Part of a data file
## Begin
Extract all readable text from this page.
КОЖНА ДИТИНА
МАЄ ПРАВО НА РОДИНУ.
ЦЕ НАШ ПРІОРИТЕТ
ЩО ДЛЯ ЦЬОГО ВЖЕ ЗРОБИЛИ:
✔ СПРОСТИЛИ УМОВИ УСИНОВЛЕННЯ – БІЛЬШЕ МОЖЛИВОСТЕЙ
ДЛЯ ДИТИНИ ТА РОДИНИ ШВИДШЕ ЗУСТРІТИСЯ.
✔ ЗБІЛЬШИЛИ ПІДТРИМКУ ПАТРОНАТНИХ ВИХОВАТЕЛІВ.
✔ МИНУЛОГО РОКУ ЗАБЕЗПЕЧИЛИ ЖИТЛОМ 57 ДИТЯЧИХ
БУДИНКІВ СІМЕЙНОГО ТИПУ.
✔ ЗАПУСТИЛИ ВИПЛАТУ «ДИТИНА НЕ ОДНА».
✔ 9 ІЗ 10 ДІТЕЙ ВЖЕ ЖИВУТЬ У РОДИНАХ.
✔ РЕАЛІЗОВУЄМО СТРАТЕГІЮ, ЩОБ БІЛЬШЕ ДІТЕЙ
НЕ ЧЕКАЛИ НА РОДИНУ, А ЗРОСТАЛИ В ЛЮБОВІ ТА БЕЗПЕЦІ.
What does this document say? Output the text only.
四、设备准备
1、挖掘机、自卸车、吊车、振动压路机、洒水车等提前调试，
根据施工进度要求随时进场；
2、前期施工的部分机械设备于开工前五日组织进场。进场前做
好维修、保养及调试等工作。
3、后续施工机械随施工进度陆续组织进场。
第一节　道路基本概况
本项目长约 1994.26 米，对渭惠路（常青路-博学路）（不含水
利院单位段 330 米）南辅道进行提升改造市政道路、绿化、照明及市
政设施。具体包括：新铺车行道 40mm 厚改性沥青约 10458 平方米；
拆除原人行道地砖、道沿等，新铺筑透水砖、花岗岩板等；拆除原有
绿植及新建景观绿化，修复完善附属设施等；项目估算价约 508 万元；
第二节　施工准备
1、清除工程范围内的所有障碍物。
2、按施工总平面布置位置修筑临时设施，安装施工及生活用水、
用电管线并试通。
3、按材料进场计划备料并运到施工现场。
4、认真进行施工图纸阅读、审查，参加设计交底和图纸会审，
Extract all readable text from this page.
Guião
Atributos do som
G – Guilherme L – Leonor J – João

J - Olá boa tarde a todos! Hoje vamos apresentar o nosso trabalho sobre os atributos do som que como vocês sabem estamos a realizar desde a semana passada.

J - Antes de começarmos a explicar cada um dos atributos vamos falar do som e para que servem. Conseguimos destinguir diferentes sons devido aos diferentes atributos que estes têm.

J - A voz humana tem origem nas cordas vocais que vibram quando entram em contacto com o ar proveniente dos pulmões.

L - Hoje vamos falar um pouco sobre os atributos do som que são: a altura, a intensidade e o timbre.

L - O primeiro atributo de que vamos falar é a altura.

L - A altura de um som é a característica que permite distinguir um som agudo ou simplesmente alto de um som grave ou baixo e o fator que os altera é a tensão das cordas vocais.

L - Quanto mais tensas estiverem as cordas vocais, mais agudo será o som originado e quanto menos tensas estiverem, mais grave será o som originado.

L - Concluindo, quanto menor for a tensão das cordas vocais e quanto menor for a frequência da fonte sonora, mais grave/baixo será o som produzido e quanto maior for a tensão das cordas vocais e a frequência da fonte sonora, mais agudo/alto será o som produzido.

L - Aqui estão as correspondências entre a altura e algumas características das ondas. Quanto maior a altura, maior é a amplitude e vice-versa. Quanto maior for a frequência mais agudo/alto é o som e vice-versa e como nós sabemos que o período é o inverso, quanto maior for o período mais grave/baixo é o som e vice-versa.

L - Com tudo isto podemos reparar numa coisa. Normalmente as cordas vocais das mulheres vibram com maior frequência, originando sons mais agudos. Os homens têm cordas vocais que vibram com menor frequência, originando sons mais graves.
## End
> _THE REQUEST_:
Every record shown above must be echoed exactly.

> _SOLUTION BELOW_:
Extract all readable text from this page.
КОЖНА ДИТИНА
МАЄ ПРАВО НА РОДИНУ.
ЦЕ НАШ ПРІОРИТЕТ
ЩО ДЛЯ ЦЬОГО ВЖЕ ЗРОБИЛИ:
✔ СПРОСТИЛИ УМОВИ УСИНОВЛЕННЯ – БІЛЬШЕ МОЖЛИВОСТЕЙ
ДЛЯ ДИТИНИ ТА РОДИНИ ШВИДШЕ ЗУСТРІТИСЯ.
✔ ЗБІЛЬШИЛИ ПІДТРИМКУ ПАТРОНАТНИХ ВИХОВАТЕЛІВ.
✔ МИНУЛОГО РОКУ ЗАБЕЗПЕЧИЛИ ЖИТЛОМ 57 ДИТЯЧИХ
БУДИНКІВ СІМЕЙНОГО ТИПУ.
✔ ЗАПУСТИЛИ ВИПЛАТУ «ДИТИНА НЕ ОДНА».
✔ 9 ІЗ 10 ДІТЕЙ ВЖЕ ЖИВУТЬ У РОДИНАХ.
✔ РЕАЛІЗОВУЄМО СТРАТЕГІЮ, ЩОБ БІЛЬШЕ ДІТЕЙ
НЕ ЧЕКАЛИ НА РОДИНУ, А ЗРОСТАЛИ В ЛЮБОВІ ТА БЕЗПЕЦІ.
What does this document say? Output the text only.
四、设备准备
1、挖掘机、自卸车、吊车、振动压路机、洒水车等提前调试，
根据施工进度要求随时进场；
2、前期施工的部分机械设备于开工前五日组织进场。进场前做
好维修、保养及调试等工作。
3、后续施工机械随施工进度陆续组织进场。
第一节　道路基本概况
本项目长约 1994.26 米，对渭惠路（常青路-博学路）（不含水
利院单位段 330 米）南辅道进行提升改造市政道路、绿化、照明及市
政设施。具体包括：新铺车行道 40mm 厚改性沥青约 10458 平方米；
拆除原人行道地砖、道沿等，新铺筑透水砖、花岗岩板等；拆除原有
绿植及新建景观绿化，修复完善附属设施等；项目估算价约 508 万元；
第二节　施工准备
1、清除工程范围内的所有障碍物。
2、按施工总平面布置位置修筑临时设施，安装施工及生活用水、
用电管线并试通。
3、按材料进场计划备料并运到施工现场。
4、认真进行施工图纸阅读、审查，参加设计交底和图纸会审，
Extract all readable text from this page.
Guião
Atributos do som
G – Guilherme L – Leonor J – João

J - Olá boa tarde a todos! Hoje vamos apresentar o nosso trabalho sobre os atributos do som que como vocês sabem estamos a realizar desde a semana passada.

J - Antes de começarmos a explicar cada um dos atributos vamos falar do som e para que servem. Conseguimos destinguir diferentes sons devido aos diferentes atributos que estes têm.

J - A voz humana tem origem nas cordas vocais que vibram quando entram em contacto com o ar proveniente dos pulmões.

L - Hoje vamos falar um pouco sobre os atributos do som que são: a altura, a intensidade e o timbre.

L - O primeiro atributo de que vamos falar é a altura.

L - A altura de um som é a característica que permite distinguir um som agudo ou simplesmente alto de um som grave ou baixo e o fator que os altera é a tensão das cordas vocais.

L - Quanto mais tensas estiverem as cordas vocais, mais agudo será o som originado e quanto menos tensas estiverem, mais grave será o som originado.

L - Concluindo, quanto menor for a tensão das cordas vocais e quanto menor for a frequência da fonte sonora, mais grave/baixo será o som produzido e quanto maior for a tensão das cordas vocais e a frequência da fonte sonora, mais agudo/alto será o som produzido.

L - Aqui estão as correspondências entre a altura e algumas características das ondas. Quanto maior a altura, maior é a amplitude e vice-versa. Quanto maior for a frequência mais agudo/alto é o som e vice-versa e como nós sabemos que o período é o inverso, quanto maior for o período mais grave/baixo é o som e vice-versa.

L - Com tudo isto podemos reparar numa coisa. Normalmente as cordas vocais das mulheres vibram com maior frequência, originando sons mais agudos. Os homens têm cordas vocais que vibram com menor frequência, originando sons mais graves.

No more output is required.